These findings demonstrate superior analgesia in the opioid-free group, attributed to the efficacy of the ESP block. The results are consistent with previous studies showing reduced postoperative pain scores and analgesic requirements in patients managed with opioid-free protocols and regional nerve blocks.
The findings of the current study regarding VAS scores and patient satisfaction are consistent with those reported by Ragupathy et al., in their prospective, non-randomized study on opioid-free anesthesia (OFA) for laparoscopic surgeries in a tertiary care setting [12].
Similarly, postoperative nausea and vomiting (PONV) were significantly reduced in the OFA group, a finding supported by Feng et al., who demonstrated that OFA reduced the incidence of PONV compared to opioid based techniques (15% vs. 31.7%; OR = 0.38; 95% CI, 0.16-0.91; P = 0.031) [13].

◆ ASSIGNMENT A ◆
In the passage on opioid-free anesthesia, write out the part that begins with the words "The findings of" and ends after "P = 0.031) [13].", replacing "OFA" with "opioid-free anesthesia".
◆ ASSIGNMENT B ◆
According to the passage on opioid-free anesthesia, what incidence of PONV did Feng et al. report for OFA?
◆ ASSIGNMENT C ◆
Extend the passage on opioid-free anesthesia by writing what comes next after its last sentence.

◆ EXTRACTED MATERIAL ◆

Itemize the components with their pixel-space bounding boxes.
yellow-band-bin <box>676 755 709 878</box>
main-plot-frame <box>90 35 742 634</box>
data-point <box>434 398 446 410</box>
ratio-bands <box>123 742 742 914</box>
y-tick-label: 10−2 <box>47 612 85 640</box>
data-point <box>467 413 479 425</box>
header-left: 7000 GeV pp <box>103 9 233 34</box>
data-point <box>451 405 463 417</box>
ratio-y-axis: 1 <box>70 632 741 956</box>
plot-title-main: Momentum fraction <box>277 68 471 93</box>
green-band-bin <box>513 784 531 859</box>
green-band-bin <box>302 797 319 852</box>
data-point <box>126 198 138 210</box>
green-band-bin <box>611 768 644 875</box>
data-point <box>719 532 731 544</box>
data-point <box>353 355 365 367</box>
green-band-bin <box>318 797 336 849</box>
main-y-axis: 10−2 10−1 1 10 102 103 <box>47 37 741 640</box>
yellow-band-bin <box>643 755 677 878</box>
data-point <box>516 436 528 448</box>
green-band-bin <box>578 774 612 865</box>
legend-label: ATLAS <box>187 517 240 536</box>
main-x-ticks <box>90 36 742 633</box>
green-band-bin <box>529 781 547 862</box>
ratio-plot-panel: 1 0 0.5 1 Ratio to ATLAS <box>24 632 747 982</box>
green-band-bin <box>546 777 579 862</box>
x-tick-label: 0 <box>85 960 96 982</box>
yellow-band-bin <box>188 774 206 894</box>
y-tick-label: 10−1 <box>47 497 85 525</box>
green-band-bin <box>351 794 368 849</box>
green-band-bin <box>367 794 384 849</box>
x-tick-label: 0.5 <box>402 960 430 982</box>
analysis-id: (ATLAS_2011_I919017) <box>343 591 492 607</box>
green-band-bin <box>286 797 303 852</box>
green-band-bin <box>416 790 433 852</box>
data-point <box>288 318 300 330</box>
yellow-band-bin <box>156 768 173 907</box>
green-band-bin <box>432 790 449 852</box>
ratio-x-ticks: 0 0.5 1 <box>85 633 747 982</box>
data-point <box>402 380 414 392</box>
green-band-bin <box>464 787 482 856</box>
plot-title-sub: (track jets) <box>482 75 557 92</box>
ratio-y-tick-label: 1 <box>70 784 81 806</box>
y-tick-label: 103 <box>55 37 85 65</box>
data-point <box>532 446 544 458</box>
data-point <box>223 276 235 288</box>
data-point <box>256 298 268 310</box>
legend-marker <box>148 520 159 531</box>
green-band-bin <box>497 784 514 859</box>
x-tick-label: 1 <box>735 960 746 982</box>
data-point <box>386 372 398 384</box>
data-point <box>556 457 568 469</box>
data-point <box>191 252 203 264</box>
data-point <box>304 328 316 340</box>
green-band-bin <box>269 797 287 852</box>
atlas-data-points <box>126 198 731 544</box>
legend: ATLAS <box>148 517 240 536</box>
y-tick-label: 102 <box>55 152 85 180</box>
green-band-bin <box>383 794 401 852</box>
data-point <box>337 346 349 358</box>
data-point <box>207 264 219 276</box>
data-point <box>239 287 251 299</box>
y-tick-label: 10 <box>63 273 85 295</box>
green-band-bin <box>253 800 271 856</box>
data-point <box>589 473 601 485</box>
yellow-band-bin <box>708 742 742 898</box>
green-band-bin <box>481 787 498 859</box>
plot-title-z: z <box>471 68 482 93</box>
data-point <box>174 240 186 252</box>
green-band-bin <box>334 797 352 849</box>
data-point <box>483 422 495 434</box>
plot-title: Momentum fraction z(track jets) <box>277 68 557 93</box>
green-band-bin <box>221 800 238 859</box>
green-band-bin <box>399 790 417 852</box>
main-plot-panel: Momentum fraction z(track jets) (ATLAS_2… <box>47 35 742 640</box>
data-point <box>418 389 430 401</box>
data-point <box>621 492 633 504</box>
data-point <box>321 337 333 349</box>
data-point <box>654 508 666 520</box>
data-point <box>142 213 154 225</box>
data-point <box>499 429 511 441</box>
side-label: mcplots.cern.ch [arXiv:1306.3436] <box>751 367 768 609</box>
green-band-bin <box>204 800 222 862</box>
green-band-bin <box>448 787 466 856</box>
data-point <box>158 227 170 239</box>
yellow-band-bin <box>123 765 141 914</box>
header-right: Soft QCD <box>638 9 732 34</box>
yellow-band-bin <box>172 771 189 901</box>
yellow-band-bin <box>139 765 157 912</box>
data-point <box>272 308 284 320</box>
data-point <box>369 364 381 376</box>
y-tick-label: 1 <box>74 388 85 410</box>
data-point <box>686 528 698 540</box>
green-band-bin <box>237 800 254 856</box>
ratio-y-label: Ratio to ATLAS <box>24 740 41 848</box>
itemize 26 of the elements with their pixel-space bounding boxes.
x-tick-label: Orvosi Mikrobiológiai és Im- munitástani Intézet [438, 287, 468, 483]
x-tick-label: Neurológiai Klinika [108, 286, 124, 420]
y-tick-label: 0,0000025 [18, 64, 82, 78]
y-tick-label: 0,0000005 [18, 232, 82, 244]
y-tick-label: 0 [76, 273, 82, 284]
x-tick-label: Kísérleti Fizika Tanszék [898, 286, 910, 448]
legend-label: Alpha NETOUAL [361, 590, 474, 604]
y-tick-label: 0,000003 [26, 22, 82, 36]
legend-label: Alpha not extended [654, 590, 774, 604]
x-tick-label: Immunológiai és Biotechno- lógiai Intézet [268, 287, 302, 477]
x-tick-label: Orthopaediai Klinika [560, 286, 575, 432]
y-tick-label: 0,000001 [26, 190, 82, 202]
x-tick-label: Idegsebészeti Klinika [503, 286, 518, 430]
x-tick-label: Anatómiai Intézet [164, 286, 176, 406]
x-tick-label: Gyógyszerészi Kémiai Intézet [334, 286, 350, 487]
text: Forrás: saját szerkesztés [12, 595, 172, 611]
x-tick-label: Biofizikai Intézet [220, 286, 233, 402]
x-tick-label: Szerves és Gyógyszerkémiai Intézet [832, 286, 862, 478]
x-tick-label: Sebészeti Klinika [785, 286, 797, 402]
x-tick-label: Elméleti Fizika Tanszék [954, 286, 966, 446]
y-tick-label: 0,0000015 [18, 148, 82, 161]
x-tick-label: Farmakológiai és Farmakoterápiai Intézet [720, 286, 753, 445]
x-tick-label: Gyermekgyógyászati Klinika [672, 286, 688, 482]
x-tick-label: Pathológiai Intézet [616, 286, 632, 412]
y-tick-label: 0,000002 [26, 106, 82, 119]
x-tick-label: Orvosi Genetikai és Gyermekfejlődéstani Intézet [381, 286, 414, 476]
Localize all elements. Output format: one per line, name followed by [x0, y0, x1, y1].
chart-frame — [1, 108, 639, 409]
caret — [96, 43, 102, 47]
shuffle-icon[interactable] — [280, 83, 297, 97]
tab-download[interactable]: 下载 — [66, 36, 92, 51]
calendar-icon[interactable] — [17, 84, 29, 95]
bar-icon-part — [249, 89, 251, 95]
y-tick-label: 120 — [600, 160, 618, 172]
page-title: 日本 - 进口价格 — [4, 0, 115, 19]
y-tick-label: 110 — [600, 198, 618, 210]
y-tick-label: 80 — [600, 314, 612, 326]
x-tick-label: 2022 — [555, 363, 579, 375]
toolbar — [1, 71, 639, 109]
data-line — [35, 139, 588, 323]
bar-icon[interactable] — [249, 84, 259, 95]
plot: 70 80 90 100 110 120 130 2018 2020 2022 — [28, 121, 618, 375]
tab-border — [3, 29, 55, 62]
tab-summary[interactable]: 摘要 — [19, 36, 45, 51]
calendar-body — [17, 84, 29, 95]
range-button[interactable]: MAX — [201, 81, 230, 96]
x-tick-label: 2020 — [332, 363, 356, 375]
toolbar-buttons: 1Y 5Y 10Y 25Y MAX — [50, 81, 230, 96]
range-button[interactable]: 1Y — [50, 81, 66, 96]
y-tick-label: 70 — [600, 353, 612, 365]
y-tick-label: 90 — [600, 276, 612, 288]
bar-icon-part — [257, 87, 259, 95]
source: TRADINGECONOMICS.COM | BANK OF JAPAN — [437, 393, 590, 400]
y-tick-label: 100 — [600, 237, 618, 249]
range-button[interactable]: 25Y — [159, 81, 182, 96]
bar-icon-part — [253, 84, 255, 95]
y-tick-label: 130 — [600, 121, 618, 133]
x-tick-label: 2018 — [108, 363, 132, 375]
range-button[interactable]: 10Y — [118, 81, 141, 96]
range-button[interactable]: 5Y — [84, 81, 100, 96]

◆ RESPONSE BOX A ◆
The findings of the current study regarding VAS scores and patient satisfaction are consistent with those reported by Ragupathy et al., in their prospective, non-randomized study on opioid-free anesthesia (opioid-free anesthesia) for laparoscopic surgeries in a tertiary care setting [12].
Similarly, postoperative nausea and vomiting (PONV) were significantly reduced in the opioid-free anesthesia group, a finding supported by Feng et al., who demonstrated that opioid-free anesthesia reduced the incidence of PONV compared to opioid based techniques (15% vs. 31.7%; OR = 0.38; 95% CI, 0.16-0.91; P = 0.031) [13].

◆ RESPONSE BOX B ◆
15%, compared with 31.7% for opioid-based techniques.

◆ RESPONSE BOX C ◆
5. Conclusion
This prospective observational study provides compelling evidence that opioid free postoperative analgesia using ultrasound-guided erector spinae plane (ESP) block offers superior clinical outcomes compared to conventional opioid based regimens in patients undergoing elective lower abdominal surgeries under spinal anesthesia. The ESP block significantly reduced postoperative pain intensity, minimized opioid consumption, and was associated with a markedly lower incidence of opioid-related adverse effects, particularly postoperative nausea and vomiting.
This study, therefore, supports the feasibility, safety, and clinical efficacy of opioid-free an-aesthesia with ESP block as a viable and potentially superior alternative to traditional opioid-based analgesia in the perioperative setting.
Manuscript has been read and approved by all the authors.